## BEGIN Records shown

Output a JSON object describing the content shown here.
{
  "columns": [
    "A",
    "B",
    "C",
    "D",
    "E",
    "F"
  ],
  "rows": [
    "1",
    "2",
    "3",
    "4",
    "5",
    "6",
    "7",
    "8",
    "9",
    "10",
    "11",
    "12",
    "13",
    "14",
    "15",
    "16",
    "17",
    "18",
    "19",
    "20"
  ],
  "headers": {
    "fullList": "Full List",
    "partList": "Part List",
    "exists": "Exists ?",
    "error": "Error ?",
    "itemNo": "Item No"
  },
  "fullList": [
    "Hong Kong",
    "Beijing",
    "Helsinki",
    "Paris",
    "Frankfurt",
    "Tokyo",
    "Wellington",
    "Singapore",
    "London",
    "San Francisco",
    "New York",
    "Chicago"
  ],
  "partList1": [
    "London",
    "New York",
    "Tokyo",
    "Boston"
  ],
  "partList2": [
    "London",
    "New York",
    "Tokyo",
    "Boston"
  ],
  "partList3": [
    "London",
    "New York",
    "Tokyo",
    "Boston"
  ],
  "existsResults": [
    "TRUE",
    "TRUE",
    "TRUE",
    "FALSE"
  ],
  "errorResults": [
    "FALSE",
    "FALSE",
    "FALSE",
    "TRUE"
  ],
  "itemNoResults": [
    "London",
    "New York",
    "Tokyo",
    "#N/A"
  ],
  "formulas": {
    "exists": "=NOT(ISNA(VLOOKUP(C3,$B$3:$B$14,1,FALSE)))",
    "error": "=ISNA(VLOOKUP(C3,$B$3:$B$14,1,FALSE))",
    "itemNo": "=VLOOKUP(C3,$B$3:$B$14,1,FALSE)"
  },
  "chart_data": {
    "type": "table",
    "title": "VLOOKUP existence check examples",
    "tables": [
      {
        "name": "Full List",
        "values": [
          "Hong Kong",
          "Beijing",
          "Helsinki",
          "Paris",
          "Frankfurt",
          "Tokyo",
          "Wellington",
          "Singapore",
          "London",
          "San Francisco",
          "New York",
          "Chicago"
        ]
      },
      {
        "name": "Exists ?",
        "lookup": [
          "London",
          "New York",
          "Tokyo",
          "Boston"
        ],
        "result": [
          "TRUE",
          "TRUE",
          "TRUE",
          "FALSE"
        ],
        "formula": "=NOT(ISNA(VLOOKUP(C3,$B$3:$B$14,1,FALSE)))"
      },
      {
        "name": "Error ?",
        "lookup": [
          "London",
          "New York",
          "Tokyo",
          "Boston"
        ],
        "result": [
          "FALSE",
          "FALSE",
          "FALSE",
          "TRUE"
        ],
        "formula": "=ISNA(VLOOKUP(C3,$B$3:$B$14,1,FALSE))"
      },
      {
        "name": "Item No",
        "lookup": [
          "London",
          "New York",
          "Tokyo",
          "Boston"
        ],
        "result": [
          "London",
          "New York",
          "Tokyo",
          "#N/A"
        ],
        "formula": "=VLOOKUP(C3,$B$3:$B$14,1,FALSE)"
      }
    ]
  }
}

## END Records shown

» **To be done**: Copy out every line with the word "ISNA".

» **Response**:
    "exists": "=NOT(ISNA(VLOOKUP(C3,$B$3:$B$14,1,FALSE)))",
    "error": "=ISNA(VLOOKUP(C3,$B$3:$B$14,1,FALSE))",
        "formula": "=NOT(ISNA(VLOOKUP(C3,$B$3:$B$14,1,FALSE)))"
        "formula": "=ISNA(VLOOKUP(C3,$B$3:$B$14,1,FALSE))"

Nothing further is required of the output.